[Input start]

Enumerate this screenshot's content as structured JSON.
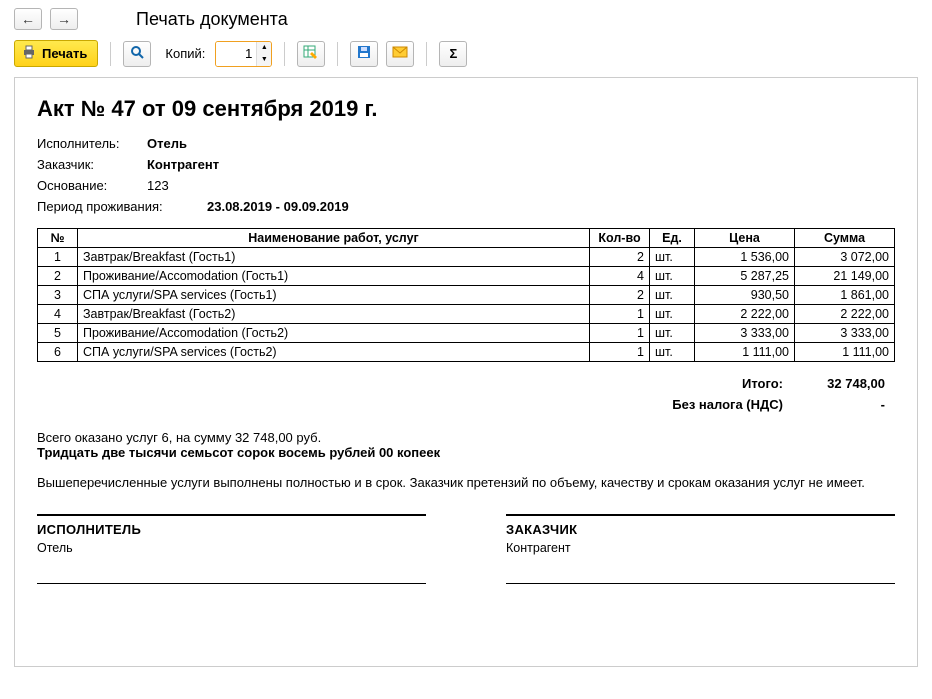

[Input end]
[Input start]

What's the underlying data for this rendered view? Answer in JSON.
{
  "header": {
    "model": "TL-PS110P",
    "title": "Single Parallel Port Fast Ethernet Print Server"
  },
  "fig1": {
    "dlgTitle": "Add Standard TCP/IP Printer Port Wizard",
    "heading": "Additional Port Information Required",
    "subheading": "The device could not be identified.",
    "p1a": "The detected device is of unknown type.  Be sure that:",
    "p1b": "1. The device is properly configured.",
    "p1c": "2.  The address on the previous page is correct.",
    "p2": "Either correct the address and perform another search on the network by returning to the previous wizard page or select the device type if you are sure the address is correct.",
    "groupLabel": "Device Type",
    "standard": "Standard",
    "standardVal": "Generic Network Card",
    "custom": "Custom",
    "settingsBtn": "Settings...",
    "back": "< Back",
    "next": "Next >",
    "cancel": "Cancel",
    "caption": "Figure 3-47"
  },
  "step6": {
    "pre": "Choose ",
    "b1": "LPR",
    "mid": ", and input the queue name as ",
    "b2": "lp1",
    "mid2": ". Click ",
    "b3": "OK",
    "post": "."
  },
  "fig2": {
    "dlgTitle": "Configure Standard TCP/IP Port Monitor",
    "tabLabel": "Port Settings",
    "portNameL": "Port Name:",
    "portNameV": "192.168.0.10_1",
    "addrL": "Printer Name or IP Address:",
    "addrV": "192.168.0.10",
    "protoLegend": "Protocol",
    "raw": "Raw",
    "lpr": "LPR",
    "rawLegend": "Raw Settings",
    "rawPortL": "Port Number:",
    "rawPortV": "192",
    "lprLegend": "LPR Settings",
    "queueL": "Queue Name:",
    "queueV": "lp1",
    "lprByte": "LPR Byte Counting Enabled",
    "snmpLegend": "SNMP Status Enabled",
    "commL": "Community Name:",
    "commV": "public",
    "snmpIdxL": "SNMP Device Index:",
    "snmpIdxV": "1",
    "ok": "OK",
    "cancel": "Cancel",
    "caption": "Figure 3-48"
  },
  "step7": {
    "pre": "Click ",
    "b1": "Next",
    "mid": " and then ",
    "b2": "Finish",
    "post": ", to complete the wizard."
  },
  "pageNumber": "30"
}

[Input end]
[Input start]

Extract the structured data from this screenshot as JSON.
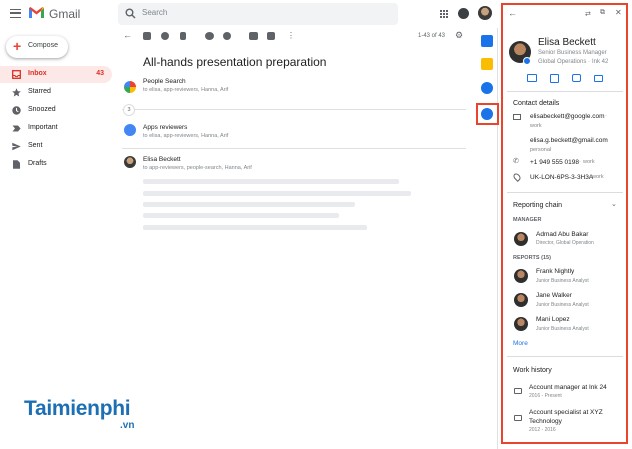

[Input end]

* _Written problem_:
Gather each line in the entries above where the string "screenshot" is found.

* _Correct response_:
Enumerate this screenshot's content as structured JSON.
Extract the structured data from this screenshot as JSON.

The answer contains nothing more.